▶ _Exercise goal_
Write the records out again, precisely as they stand.

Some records
——————
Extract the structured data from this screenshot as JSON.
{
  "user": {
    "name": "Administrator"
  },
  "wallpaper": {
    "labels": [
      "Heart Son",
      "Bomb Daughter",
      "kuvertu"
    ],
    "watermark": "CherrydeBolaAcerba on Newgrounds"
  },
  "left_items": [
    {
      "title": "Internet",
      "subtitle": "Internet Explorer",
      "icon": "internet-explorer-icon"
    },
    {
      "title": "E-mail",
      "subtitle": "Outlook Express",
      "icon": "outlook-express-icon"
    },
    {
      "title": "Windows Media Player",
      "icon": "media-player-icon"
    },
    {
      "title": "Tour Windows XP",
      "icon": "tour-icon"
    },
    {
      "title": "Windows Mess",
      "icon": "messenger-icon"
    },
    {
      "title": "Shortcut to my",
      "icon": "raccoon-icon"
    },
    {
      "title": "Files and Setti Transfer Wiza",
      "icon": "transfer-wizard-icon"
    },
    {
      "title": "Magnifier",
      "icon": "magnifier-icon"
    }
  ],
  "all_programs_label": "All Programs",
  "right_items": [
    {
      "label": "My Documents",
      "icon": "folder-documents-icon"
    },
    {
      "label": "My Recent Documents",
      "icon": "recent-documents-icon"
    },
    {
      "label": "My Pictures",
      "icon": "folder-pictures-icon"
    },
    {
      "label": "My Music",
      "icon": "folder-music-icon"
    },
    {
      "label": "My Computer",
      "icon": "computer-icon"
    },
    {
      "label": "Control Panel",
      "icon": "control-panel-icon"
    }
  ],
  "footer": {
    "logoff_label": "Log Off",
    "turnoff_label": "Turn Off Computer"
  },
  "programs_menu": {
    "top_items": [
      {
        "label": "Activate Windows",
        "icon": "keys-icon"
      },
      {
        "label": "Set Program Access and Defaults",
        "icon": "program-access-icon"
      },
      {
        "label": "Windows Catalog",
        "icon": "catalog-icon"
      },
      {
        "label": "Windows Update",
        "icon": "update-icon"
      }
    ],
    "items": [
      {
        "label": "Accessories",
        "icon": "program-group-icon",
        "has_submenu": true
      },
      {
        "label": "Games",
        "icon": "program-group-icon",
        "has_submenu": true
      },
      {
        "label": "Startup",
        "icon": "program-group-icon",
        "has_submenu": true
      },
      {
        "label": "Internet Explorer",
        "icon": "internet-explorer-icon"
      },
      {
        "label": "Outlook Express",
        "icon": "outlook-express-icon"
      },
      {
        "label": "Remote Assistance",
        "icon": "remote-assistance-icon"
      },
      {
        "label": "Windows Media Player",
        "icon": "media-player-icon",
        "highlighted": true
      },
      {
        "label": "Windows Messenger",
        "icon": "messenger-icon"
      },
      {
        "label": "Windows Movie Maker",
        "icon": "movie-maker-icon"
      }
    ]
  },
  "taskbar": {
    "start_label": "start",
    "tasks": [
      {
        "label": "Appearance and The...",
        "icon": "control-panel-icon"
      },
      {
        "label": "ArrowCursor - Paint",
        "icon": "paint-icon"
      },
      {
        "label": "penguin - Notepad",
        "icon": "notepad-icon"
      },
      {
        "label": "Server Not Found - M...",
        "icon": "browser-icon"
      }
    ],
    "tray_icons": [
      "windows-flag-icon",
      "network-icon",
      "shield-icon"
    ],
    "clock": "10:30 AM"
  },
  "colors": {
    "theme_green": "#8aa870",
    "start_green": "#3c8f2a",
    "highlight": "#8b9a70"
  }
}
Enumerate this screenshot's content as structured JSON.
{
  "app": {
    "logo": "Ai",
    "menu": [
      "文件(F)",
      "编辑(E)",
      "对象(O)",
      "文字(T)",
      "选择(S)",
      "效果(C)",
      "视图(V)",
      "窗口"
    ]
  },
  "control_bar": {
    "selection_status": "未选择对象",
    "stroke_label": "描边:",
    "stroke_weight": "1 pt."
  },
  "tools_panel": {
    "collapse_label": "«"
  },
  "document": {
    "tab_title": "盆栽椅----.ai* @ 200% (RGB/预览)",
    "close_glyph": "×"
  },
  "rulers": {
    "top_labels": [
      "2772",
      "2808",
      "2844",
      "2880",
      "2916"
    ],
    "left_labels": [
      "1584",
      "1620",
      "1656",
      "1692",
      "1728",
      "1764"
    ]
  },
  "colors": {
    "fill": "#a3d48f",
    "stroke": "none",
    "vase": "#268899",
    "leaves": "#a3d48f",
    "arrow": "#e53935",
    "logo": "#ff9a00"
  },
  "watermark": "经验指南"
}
——————
▶ _Response_
Extract the structured data from this screenshot as JSON.
{
  "user": {
    "name": "Administrator"
  },
  "wallpaper": {
    "labels": [
      "Heart Son",
      "Bomb Daughter",
      "kuvertu"
    ],
    "watermark": "CherrydeBolaAcerba on Newgrounds"
  },
  "left_items": [
    {
      "title": "Internet",
      "subtitle": "Internet Explorer",
      "icon": "internet-explorer-icon"
    },
    {
      "title": "E-mail",
      "subtitle": "Outlook Express",
      "icon": "outlook-express-icon"
    },
    {
      "title": "Windows Media Player",
      "icon": "media-player-icon"
    },
    {
      "title": "Tour Windows XP",
      "icon": "tour-icon"
    },
    {
      "title": "Windows Mess",
      "icon": "messenger-icon"
    },
    {
      "title": "Shortcut to my",
      "icon": "raccoon-icon"
    },
    {
      "title": "Files and Setti Transfer Wiza",
      "icon": "transfer-wizard-icon"
    },
    {
      "title": "Magnifier",
      "icon": "magnifier-icon"
    }
  ],
  "all_programs_label": "All Programs",
  "right_items": [
    {
      "label": "My Documents",
      "icon": "folder-documents-icon"
    },
    {
      "label": "My Recent Documents",
      "icon": "recent-documents-icon"
    },
    {
      "label": "My Pictures",
      "icon": "folder-pictures-icon"
    },
    {
      "label": "My Music",
      "icon": "folder-music-icon"
    },
    {
      "label": "My Computer",
      "icon": "computer-icon"
    },
    {
      "label": "Control Panel",
      "icon": "control-panel-icon"
    }
  ],
  "footer": {
    "logoff_label": "Log Off",
    "turnoff_label": "Turn Off Computer"
  },
  "programs_menu": {
    "top_items": [
      {
        "label": "Activate Windows",
        "icon": "keys-icon"
      },
      {
        "label": "Set Program Access and Defaults",
        "icon": "program-access-icon"
      },
      {
        "label": "Windows Catalog",
        "icon": "catalog-icon"
      },
      {
        "label": "Windows Update",
        "icon": "update-icon"
      }
    ],
    "items": [
      {
        "label": "Accessories",
        "icon": "program-group-icon",
        "has_submenu": true
      },
      {
        "label": "Games",
        "icon": "program-group-icon",
        "has_submenu": true
      },
      {
        "label": "Startup",
        "icon": "program-group-icon",
        "has_submenu": true
      },
      {
        "label": "Internet Explorer",
        "icon": "internet-explorer-icon"
      },
      {
        "label": "Outlook Express",
        "icon": "outlook-express-icon"
      },
      {
        "label": "Remote Assistance",
        "icon": "remote-assistance-icon"
      },
      {
        "label": "Windows Media Player",
        "icon": "media-player-icon",
        "highlighted": true
      },
      {
        "label": "Windows Messenger",
        "icon": "messenger-icon"
      },
      {
        "label": "Windows Movie Maker",
        "icon": "movie-maker-icon"
      }
    ]
  },
  "taskbar": {
    "start_label": "start",
    "tasks": [
      {
        "label": "Appearance and The...",
        "icon": "control-panel-icon"
      },
      {
        "label": "ArrowCursor - Paint",
        "icon": "paint-icon"
      },
      {
        "label": "penguin - Notepad",
        "icon": "notepad-icon"
      },
      {
        "label": "Server Not Found - M...",
        "icon": "browser-icon"
      }
    ],
    "tray_icons": [
      "windows-flag-icon",
      "network-icon",
      "shield-icon"
    ],
    "clock": "10:30 AM"
  },
  "colors": {
    "theme_green": "#8aa870",
    "start_green": "#3c8f2a",
    "highlight": "#8b9a70"
  }
}
Enumerate this screenshot's content as structured JSON.
{
  "app": {
    "logo": "Ai",
    "menu": [
      "文件(F)",
      "编辑(E)",
      "对象(O)",
      "文字(T)",
      "选择(S)",
      "效果(C)",
      "视图(V)",
      "窗口"
    ]
  },
  "control_bar": {
    "selection_status": "未选择对象",
    "stroke_label": "描边:",
    "stroke_weight": "1 pt."
  },
  "tools_panel": {
    "collapse_label": "«"
  },
  "document": {
    "tab_title": "盆栽椅----.ai* @ 200% (RGB/预览)",
    "close_glyph": "×"
  },
  "rulers": {
    "top_labels": [
      "2772",
      "2808",
      "2844",
      "2880",
      "2916"
    ],
    "left_labels": [
      "1584",
      "1620",
      "1656",
      "1692",
      "1728",
      "1764"
    ]
  },
  "colors": {
    "fill": "#a3d48f",
    "stroke": "none",
    "vase": "#268899",
    "leaves": "#a3d48f",
    "arrow": "#e53935",
    "logo": "#ff9a00"
  },
  "watermark": "经验指南"
}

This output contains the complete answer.